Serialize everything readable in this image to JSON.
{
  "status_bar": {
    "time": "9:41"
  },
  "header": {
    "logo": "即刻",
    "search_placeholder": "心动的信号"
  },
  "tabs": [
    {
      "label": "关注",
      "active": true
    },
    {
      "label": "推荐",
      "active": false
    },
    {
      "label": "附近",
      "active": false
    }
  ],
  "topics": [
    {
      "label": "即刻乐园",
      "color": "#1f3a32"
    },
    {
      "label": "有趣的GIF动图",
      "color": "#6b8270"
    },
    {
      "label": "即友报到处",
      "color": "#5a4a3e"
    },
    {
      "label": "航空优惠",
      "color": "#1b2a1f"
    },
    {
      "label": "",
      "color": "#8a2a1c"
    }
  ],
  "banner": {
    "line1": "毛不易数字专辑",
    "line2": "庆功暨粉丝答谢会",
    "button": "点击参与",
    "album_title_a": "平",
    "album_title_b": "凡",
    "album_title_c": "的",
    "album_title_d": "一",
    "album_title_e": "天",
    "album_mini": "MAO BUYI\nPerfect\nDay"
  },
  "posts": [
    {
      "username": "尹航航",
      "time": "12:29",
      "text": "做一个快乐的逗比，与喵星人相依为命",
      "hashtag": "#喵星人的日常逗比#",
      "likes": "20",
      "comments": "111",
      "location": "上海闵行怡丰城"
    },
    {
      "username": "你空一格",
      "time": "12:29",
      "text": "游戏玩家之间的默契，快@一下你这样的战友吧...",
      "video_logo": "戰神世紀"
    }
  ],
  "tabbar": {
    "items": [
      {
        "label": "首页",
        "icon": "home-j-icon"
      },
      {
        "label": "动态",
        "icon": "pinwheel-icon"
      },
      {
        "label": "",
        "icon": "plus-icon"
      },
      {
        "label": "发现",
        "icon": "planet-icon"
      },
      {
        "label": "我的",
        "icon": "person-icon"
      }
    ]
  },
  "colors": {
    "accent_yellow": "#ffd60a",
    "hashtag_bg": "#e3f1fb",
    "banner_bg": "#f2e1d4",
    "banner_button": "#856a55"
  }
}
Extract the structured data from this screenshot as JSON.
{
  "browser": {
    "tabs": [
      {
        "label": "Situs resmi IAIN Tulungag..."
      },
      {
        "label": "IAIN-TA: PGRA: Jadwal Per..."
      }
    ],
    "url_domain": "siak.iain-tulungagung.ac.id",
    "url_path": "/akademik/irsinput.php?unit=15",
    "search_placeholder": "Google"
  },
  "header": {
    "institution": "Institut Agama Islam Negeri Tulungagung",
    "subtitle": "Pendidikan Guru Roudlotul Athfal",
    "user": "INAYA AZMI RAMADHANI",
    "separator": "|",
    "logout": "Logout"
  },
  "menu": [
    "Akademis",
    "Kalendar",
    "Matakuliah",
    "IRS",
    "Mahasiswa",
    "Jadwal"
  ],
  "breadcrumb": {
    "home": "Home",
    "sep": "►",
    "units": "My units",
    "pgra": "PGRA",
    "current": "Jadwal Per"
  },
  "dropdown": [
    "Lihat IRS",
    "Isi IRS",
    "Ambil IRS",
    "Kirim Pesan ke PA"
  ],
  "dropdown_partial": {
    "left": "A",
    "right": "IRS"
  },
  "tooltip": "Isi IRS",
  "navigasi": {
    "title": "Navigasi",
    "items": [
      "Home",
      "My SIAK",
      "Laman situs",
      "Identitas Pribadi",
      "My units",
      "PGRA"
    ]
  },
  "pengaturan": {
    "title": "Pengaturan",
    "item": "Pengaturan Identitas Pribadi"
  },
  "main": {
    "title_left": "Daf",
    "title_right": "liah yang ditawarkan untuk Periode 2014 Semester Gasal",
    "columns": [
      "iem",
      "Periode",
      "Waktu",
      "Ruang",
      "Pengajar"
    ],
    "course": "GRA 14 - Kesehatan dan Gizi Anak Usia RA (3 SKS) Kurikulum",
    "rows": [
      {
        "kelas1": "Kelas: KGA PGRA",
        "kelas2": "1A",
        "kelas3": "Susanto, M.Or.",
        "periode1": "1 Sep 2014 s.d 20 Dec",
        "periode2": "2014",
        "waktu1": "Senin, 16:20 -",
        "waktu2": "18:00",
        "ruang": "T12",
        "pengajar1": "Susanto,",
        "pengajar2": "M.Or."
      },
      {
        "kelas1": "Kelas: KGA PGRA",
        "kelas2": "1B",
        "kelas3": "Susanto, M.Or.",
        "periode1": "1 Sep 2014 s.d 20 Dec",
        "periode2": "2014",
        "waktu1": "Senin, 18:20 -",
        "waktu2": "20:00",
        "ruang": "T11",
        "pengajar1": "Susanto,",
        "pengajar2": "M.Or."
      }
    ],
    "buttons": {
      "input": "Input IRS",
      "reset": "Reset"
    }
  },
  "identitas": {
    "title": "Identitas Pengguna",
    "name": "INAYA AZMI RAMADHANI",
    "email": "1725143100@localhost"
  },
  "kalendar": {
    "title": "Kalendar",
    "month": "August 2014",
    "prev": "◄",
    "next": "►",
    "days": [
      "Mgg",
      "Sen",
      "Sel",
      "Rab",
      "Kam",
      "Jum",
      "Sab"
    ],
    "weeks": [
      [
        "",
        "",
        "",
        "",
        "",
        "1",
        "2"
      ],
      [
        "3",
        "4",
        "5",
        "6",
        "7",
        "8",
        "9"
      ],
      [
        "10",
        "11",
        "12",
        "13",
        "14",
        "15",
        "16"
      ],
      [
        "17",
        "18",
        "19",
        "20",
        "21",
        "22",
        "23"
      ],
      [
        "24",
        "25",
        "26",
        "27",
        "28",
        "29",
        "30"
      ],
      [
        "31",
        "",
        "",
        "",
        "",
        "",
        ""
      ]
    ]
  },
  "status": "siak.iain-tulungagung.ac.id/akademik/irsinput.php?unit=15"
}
⁂
§ **WRITTEN EXERCISE**
Nothing in the listing may be changed; retype it all exactly.

§ **EXERCISE RESPONSE**
Serialize everything readable in this image to JSON.
{
  "status_bar": {
    "time": "9:41"
  },
  "header": {
    "logo": "即刻",
    "search_placeholder": "心动的信号"
  },
  "tabs": [
    {
      "label": "关注",
      "active": true
    },
    {
      "label": "推荐",
      "active": false
    },
    {
      "label": "附近",
      "active": false
    }
  ],
  "topics": [
    {
      "label": "即刻乐园",
      "color": "#1f3a32"
    },
    {
      "label": "有趣的GIF动图",
      "color": "#6b8270"
    },
    {
      "label": "即友报到处",
      "color": "#5a4a3e"
    },
    {
      "label": "航空优惠",
      "color": "#1b2a1f"
    },
    {
      "label": "",
      "color": "#8a2a1c"
    }
  ],
  "banner": {
    "line1": "毛不易数字专辑",
    "line2": "庆功暨粉丝答谢会",
    "button": "点击参与",
    "album_title_a": "平",
    "album_title_b": "凡",
    "album_title_c": "的",
    "album_title_d": "一",
    "album_title_e": "天",
    "album_mini": "MAO BUYI\nPerfect\nDay"
  },
  "posts": [
    {
      "username": "尹航航",
      "time": "12:29",
      "text": "做一个快乐的逗比，与喵星人相依为命",
      "hashtag": "#喵星人的日常逗比#",
      "likes": "20",
      "comments": "111",
      "location": "上海闵行怡丰城"
    },
    {
      "username": "你空一格",
      "time": "12:29",
      "text": "游戏玩家之间的默契，快@一下你这样的战友吧...",
      "video_logo": "戰神世紀"
    }
  ],
  "tabbar": {
    "items": [
      {
        "label": "首页",
        "icon": "home-j-icon"
      },
      {
        "label": "动态",
        "icon": "pinwheel-icon"
      },
      {
        "label": "",
        "icon": "plus-icon"
      },
      {
        "label": "发现",
        "icon": "planet-icon"
      },
      {
        "label": "我的",
        "icon": "person-icon"
      }
    ]
  },
  "colors": {
    "accent_yellow": "#ffd60a",
    "hashtag_bg": "#e3f1fb",
    "banner_bg": "#f2e1d4",
    "banner_button": "#856a55"
  }
}
Extract the structured data from this screenshot as JSON.
{
  "browser": {
    "tabs": [
      {
        "label": "Situs resmi IAIN Tulungag..."
      },
      {
        "label": "IAIN-TA: PGRA: Jadwal Per..."
      }
    ],
    "url_domain": "siak.iain-tulungagung.ac.id",
    "url_path": "/akademik/irsinput.php?unit=15",
    "search_placeholder": "Google"
  },
  "header": {
    "institution": "Institut Agama Islam Negeri Tulungagung",
    "subtitle": "Pendidikan Guru Roudlotul Athfal",
    "user": "INAYA AZMI RAMADHANI",
    "separator": "|",
    "logout": "Logout"
  },
  "menu": [
    "Akademis",
    "Kalendar",
    "Matakuliah",
    "IRS",
    "Mahasiswa",
    "Jadwal"
  ],
  "breadcrumb": {
    "home": "Home",
    "sep": "►",
    "units": "My units",
    "pgra": "PGRA",
    "current": "Jadwal Per"
  },
  "dropdown": [
    "Lihat IRS",
    "Isi IRS",
    "Ambil IRS",
    "Kirim Pesan ke PA"
  ],
  "dropdown_partial": {
    "left": "A",
    "right": "IRS"
  },
  "tooltip": "Isi IRS",
  "navigasi": {
    "title": "Navigasi",
    "items": [
      "Home",
      "My SIAK",
      "Laman situs",
      "Identitas Pribadi",
      "My units",
      "PGRA"
    ]
  },
  "pengaturan": {
    "title": "Pengaturan",
    "item": "Pengaturan Identitas Pribadi"
  },
  "main": {
    "title_left": "Daf",
    "title_right": "liah yang ditawarkan untuk Periode 2014 Semester Gasal",
    "columns": [
      "iem",
      "Periode",
      "Waktu",
      "Ruang",
      "Pengajar"
    ],
    "course": "GRA 14 - Kesehatan dan Gizi Anak Usia RA (3 SKS) Kurikulum",
    "rows": [
      {
        "kelas1": "Kelas: KGA PGRA",
        "kelas2": "1A",
        "kelas3": "Susanto, M.Or.",
        "periode1": "1 Sep 2014 s.d 20 Dec",
        "periode2": "2014",
        "waktu1": "Senin, 16:20 -",
        "waktu2": "18:00",
        "ruang": "T12",
        "pengajar1": "Susanto,",
        "pengajar2": "M.Or."
      },
      {
        "kelas1": "Kelas: KGA PGRA",
        "kelas2": "1B",
        "kelas3": "Susanto, M.Or.",
        "periode1": "1 Sep 2014 s.d 20 Dec",
        "periode2": "2014",
        "waktu1": "Senin, 18:20 -",
        "waktu2": "20:00",
        "ruang": "T11",
        "pengajar1": "Susanto,",
        "pengajar2": "M.Or."
      }
    ],
    "buttons": {
      "input": "Input IRS",
      "reset": "Reset"
    }
  },
  "identitas": {
    "title": "Identitas Pengguna",
    "name": "INAYA AZMI RAMADHANI",
    "email": "1725143100@localhost"
  },
  "kalendar": {
    "title": "Kalendar",
    "month": "August 2014",
    "prev": "◄",
    "next": "►",
    "days": [
      "Mgg",
      "Sen",
      "Sel",
      "Rab",
      "Kam",
      "Jum",
      "Sab"
    ],
    "weeks": [
      [
        "",
        "",
        "",
        "",
        "",
        "1",
        "2"
      ],
      [
        "3",
        "4",
        "5",
        "6",
        "7",
        "8",
        "9"
      ],
      [
        "10",
        "11",
        "12",
        "13",
        "14",
        "15",
        "16"
      ],
      [
        "17",
        "18",
        "19",
        "20",
        "21",
        "22",
        "23"
      ],
      [
        "24",
        "25",
        "26",
        "27",
        "28",
        "29",
        "30"
      ],
      [
        "31",
        "",
        "",
        "",
        "",
        "",
        ""
      ]
    ]
  },
  "status": "siak.iain-tulungagung.ac.id/akademik/irsinput.php?unit=15"
}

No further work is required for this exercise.